>> Start RECORDS
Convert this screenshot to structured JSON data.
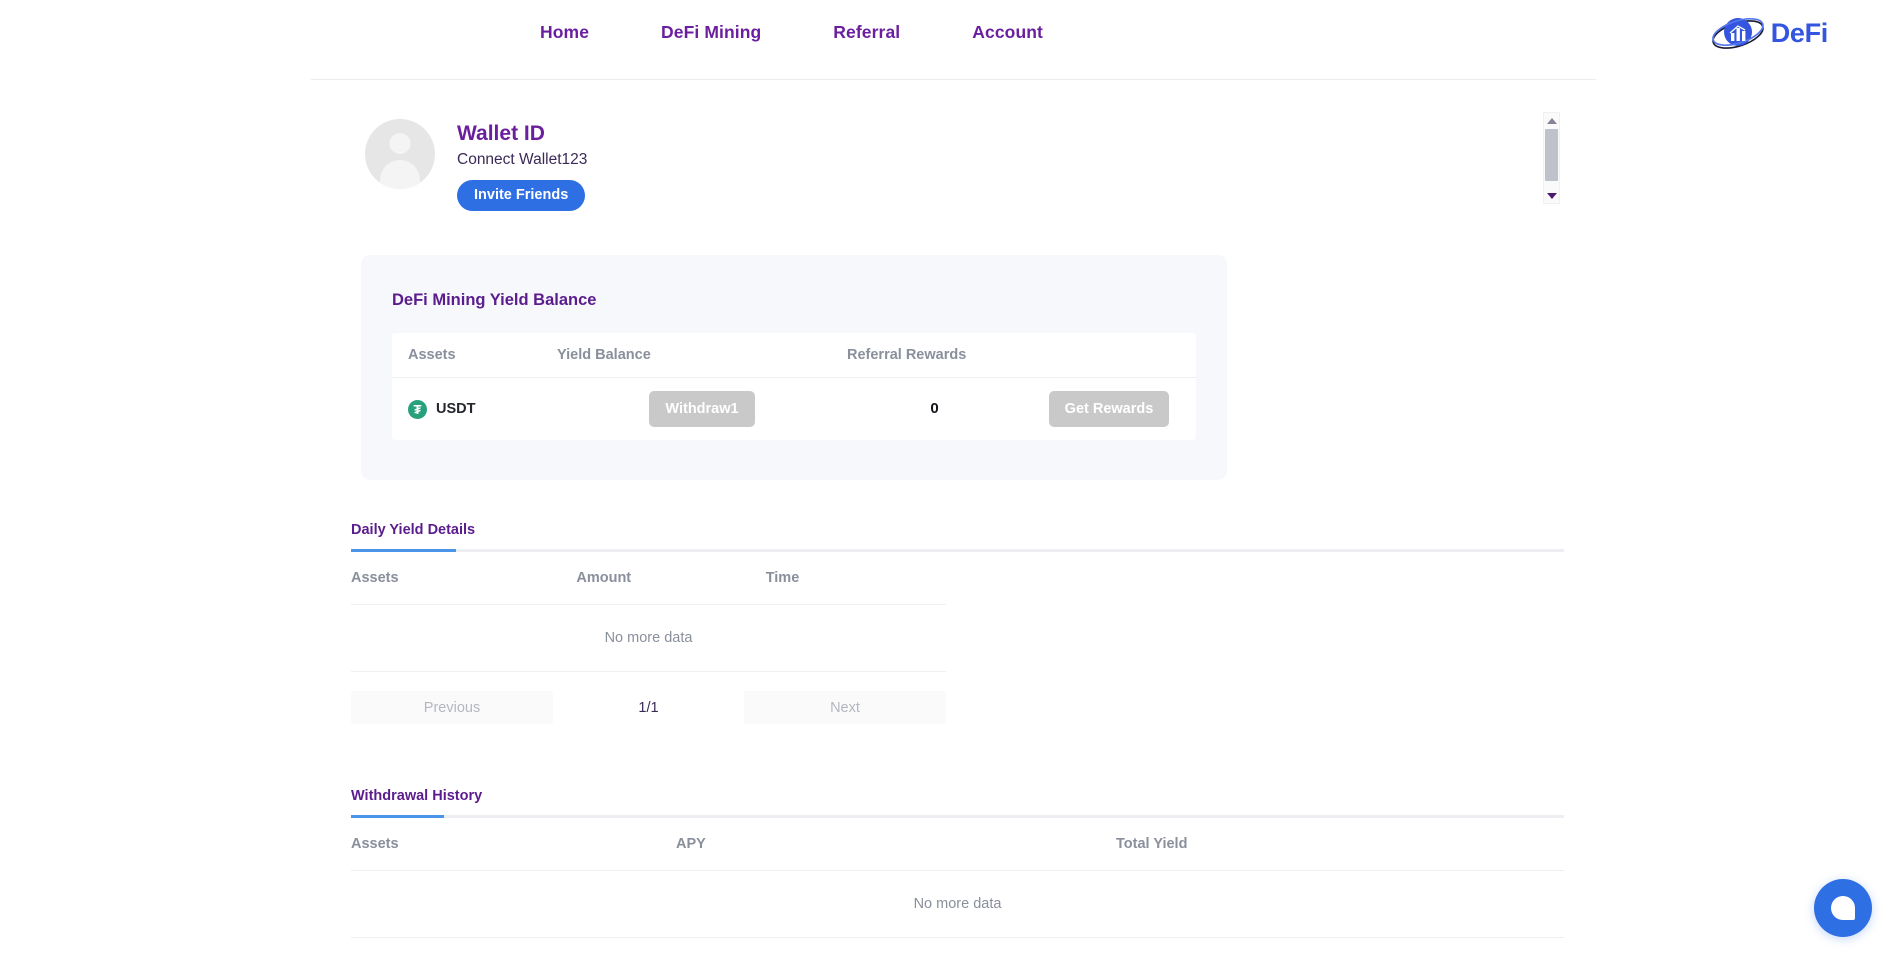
{
  "header": {
    "nav": [
      {
        "label": "Home",
        "name": "nav-home"
      },
      {
        "label": "DeFi Mining",
        "name": "nav-defi-mining"
      },
      {
        "label": "Referral",
        "name": "nav-referral"
      },
      {
        "label": "Account",
        "name": "nav-account"
      }
    ],
    "logo_text": "DeFi",
    "logo_icon": "defi-chart-orbit-logo",
    "accent_logo_color": "#3355e0"
  },
  "profile": {
    "avatar_icon": "user-avatar-placeholder",
    "wallet_id_label": "Wallet ID",
    "wallet_connect_text": "Connect Wallet123",
    "invite_button": "Invite Friends",
    "invite_button_color": "#2f6fe4"
  },
  "scrollbar": {
    "up_icon": "chevron-up-icon",
    "down_icon": "chevron-down-icon"
  },
  "yield_card": {
    "title": "DeFi Mining Yield Balance",
    "columns": [
      "Assets",
      "Yield Balance",
      "Referral Rewards"
    ],
    "row": {
      "asset_icon": "usdt-tether-icon",
      "asset_symbol": "USDT",
      "asset_icon_glyph": "₮",
      "asset_icon_color": "#26a17b",
      "yield_balance_value": "",
      "withdraw_button": "Withdraw1",
      "referral_rewards_value": "0",
      "get_rewards_button": "Get Rewards"
    }
  },
  "daily_yield": {
    "tab_label": "Daily Yield Details",
    "columns": [
      "Assets",
      "Amount",
      "Time"
    ],
    "empty_text": "No more data",
    "pagination": {
      "previous": "Previous",
      "page_indicator": "1/1",
      "next": "Next"
    }
  },
  "withdrawal_history": {
    "tab_label": "Withdrawal History",
    "columns": [
      "Assets",
      "APY",
      "Total Yield"
    ],
    "empty_text": "No more data"
  },
  "chat_widget": {
    "icon": "chat-bubble-icon",
    "color": "#2f6fe4"
  },
  "theme": {
    "primary_purple": "#6b1f9e",
    "accent_blue": "#4a95ea",
    "muted_gray": "#8a8f9c",
    "disabled_gray": "#c9c9c9"
  }
}
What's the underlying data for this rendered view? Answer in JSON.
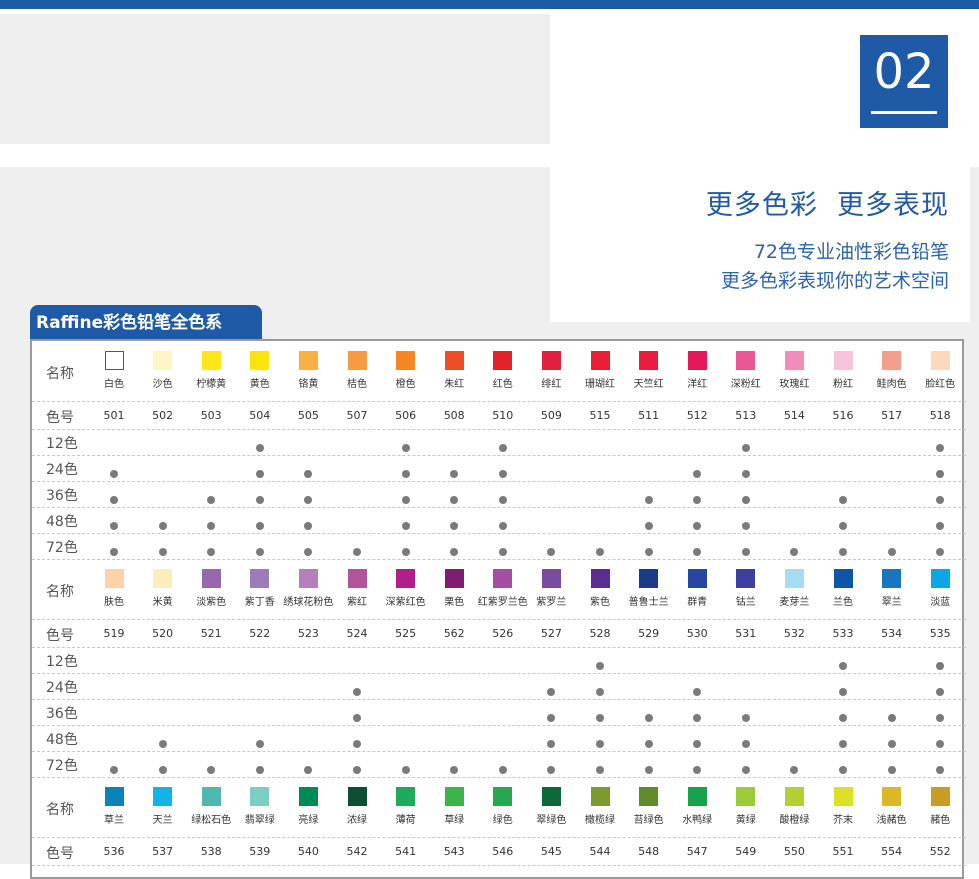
{
  "header": {
    "page_number": "02"
  },
  "headline": {
    "slogan": "更多色彩  更多表现",
    "line1": "72色专业油性彩色铅笔",
    "line2": "更多色彩表现你的艺术空间"
  },
  "table": {
    "title": "Raffine彩色铅笔全色系",
    "labels": {
      "name": "名称",
      "code": "色号"
    },
    "sets": [
      "12色",
      "24色",
      "36色",
      "48色",
      "72色"
    ],
    "blocks": [
      {
        "colors": [
          {
            "name": "白色",
            "code": "501",
            "hex": "#ffffff",
            "sets": [
              0,
              1,
              1,
              1,
              1
            ]
          },
          {
            "name": "沙色",
            "code": "502",
            "hex": "#fdf7c6",
            "sets": [
              0,
              0,
              0,
              1,
              1
            ]
          },
          {
            "name": "柠檬黄",
            "code": "503",
            "hex": "#fde71b",
            "sets": [
              0,
              0,
              1,
              1,
              1
            ]
          },
          {
            "name": "黄色",
            "code": "504",
            "hex": "#fbe408",
            "sets": [
              1,
              1,
              1,
              1,
              1
            ]
          },
          {
            "name": "铬黄",
            "code": "505",
            "hex": "#fbb042",
            "sets": [
              0,
              1,
              1,
              1,
              1
            ]
          },
          {
            "name": "桔色",
            "code": "507",
            "hex": "#f89a44",
            "sets": [
              0,
              0,
              0,
              0,
              1
            ]
          },
          {
            "name": "橙色",
            "code": "506",
            "hex": "#f68621",
            "sets": [
              1,
              1,
              1,
              1,
              1
            ]
          },
          {
            "name": "朱红",
            "code": "508",
            "hex": "#ef4d26",
            "sets": [
              0,
              1,
              1,
              1,
              1
            ]
          },
          {
            "name": "红色",
            "code": "510",
            "hex": "#e5222b",
            "sets": [
              1,
              1,
              1,
              1,
              1
            ]
          },
          {
            "name": "绯红",
            "code": "509",
            "hex": "#e0203c",
            "sets": [
              0,
              0,
              0,
              0,
              1
            ]
          },
          {
            "name": "珊瑚红",
            "code": "515",
            "hex": "#ea1f37",
            "sets": [
              0,
              0,
              0,
              0,
              1
            ]
          },
          {
            "name": "天竺红",
            "code": "511",
            "hex": "#ea1c3f",
            "sets": [
              0,
              0,
              1,
              1,
              1
            ]
          },
          {
            "name": "洋红",
            "code": "512",
            "hex": "#e4195a",
            "sets": [
              0,
              1,
              1,
              1,
              1
            ]
          },
          {
            "name": "深粉红",
            "code": "513",
            "hex": "#e85895",
            "sets": [
              1,
              1,
              1,
              1,
              1
            ]
          },
          {
            "name": "玫瑰红",
            "code": "514",
            "hex": "#f18dbb",
            "sets": [
              0,
              0,
              0,
              0,
              1
            ]
          },
          {
            "name": "粉红",
            "code": "516",
            "hex": "#f7c4dc",
            "sets": [
              0,
              0,
              1,
              1,
              1
            ]
          },
          {
            "name": "鲑肉色",
            "code": "517",
            "hex": "#f49e8c",
            "sets": [
              0,
              0,
              0,
              0,
              1
            ]
          },
          {
            "name": "脸红色",
            "code": "518",
            "hex": "#fcd9b8",
            "sets": [
              1,
              1,
              1,
              1,
              1
            ]
          }
        ]
      },
      {
        "colors": [
          {
            "name": "肤色",
            "code": "519",
            "hex": "#fad3a9",
            "sets": [
              0,
              0,
              0,
              0,
              1
            ]
          },
          {
            "name": "米黄",
            "code": "520",
            "hex": "#fdedbb",
            "sets": [
              0,
              0,
              0,
              1,
              1
            ]
          },
          {
            "name": "淡紫色",
            "code": "521",
            "hex": "#9868ae",
            "sets": [
              0,
              0,
              0,
              0,
              1
            ]
          },
          {
            "name": "紫丁香",
            "code": "522",
            "hex": "#9b7cb8",
            "sets": [
              0,
              0,
              0,
              1,
              1
            ]
          },
          {
            "name": "绣球花粉色",
            "code": "523",
            "hex": "#b580b9",
            "sets": [
              0,
              0,
              0,
              0,
              1
            ]
          },
          {
            "name": "紫红",
            "code": "524",
            "hex": "#b1549c",
            "sets": [
              0,
              1,
              1,
              1,
              1
            ]
          },
          {
            "name": "深紫红色",
            "code": "525",
            "hex": "#b01f8a",
            "sets": [
              0,
              0,
              0,
              0,
              1
            ]
          },
          {
            "name": "栗色",
            "code": "562",
            "hex": "#7e1d71",
            "sets": [
              0,
              0,
              0,
              0,
              1
            ]
          },
          {
            "name": "红紫罗兰色",
            "code": "526",
            "hex": "#a34fa1",
            "sets": [
              0,
              0,
              0,
              0,
              1
            ]
          },
          {
            "name": "紫罗兰",
            "code": "527",
            "hex": "#7a4c9f",
            "sets": [
              0,
              1,
              1,
              1,
              1
            ]
          },
          {
            "name": "紫色",
            "code": "528",
            "hex": "#5b2d8e",
            "sets": [
              1,
              1,
              1,
              1,
              1
            ]
          },
          {
            "name": "普鲁士兰",
            "code": "529",
            "hex": "#1c3a87",
            "sets": [
              0,
              0,
              1,
              1,
              1
            ]
          },
          {
            "name": "群青",
            "code": "530",
            "hex": "#2845a1",
            "sets": [
              0,
              1,
              1,
              1,
              1
            ]
          },
          {
            "name": "钴兰",
            "code": "531",
            "hex": "#3e3f9e",
            "sets": [
              0,
              0,
              1,
              1,
              1
            ]
          },
          {
            "name": "麦芽兰",
            "code": "532",
            "hex": "#a7dcf3",
            "sets": [
              0,
              0,
              0,
              0,
              1
            ]
          },
          {
            "name": "兰色",
            "code": "533",
            "hex": "#1056a7",
            "sets": [
              1,
              1,
              1,
              1,
              1
            ]
          },
          {
            "name": "翠兰",
            "code": "534",
            "hex": "#1976be",
            "sets": [
              0,
              0,
              1,
              1,
              1
            ]
          },
          {
            "name": "淡蓝",
            "code": "535",
            "hex": "#0aa7e6",
            "sets": [
              1,
              1,
              1,
              1,
              1
            ]
          }
        ]
      },
      {
        "colors": [
          {
            "name": "草兰",
            "code": "536",
            "hex": "#0a84b8",
            "sets": []
          },
          {
            "name": "天兰",
            "code": "537",
            "hex": "#12b4e6",
            "sets": []
          },
          {
            "name": "绿松石色",
            "code": "538",
            "hex": "#4fb9b0",
            "sets": []
          },
          {
            "name": "翡翠绿",
            "code": "539",
            "hex": "#7ccdc2",
            "sets": []
          },
          {
            "name": "亮绿",
            "code": "540",
            "hex": "#008a54",
            "sets": []
          },
          {
            "name": "浓绿",
            "code": "542",
            "hex": "#0c4f32",
            "sets": []
          },
          {
            "name": "薄荷",
            "code": "541",
            "hex": "#1daa5a",
            "sets": []
          },
          {
            "name": "草绿",
            "code": "543",
            "hex": "#3bb54a",
            "sets": []
          },
          {
            "name": "绿色",
            "code": "546",
            "hex": "#26a851",
            "sets": []
          },
          {
            "name": "翠绿色",
            "code": "545",
            "hex": "#0b6a3a",
            "sets": []
          },
          {
            "name": "橄榄绿",
            "code": "544",
            "hex": "#7d9a2f",
            "sets": []
          },
          {
            "name": "苔绿色",
            "code": "548",
            "hex": "#5f8b2a",
            "sets": []
          },
          {
            "name": "水鸭绿",
            "code": "547",
            "hex": "#17a24b",
            "sets": []
          },
          {
            "name": "黄绿",
            "code": "549",
            "hex": "#9ccc3c",
            "sets": []
          },
          {
            "name": "酸橙绿",
            "code": "550",
            "hex": "#b4cf34",
            "sets": []
          },
          {
            "name": "芥末",
            "code": "551",
            "hex": "#dbe226",
            "sets": []
          },
          {
            "name": "浅赭色",
            "code": "554",
            "hex": "#dcb826",
            "sets": []
          },
          {
            "name": "赭色",
            "code": "552",
            "hex": "#c99c24",
            "sets": []
          }
        ]
      }
    ]
  }
}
>> End RECORDS
▸ **TASK PROMPT**: Search the entries for the word "more" and copy every line that has it.

▸ **COMPLETE OUTPUT**:
    "empty_text": "No more data",
    "empty_text": "No more data"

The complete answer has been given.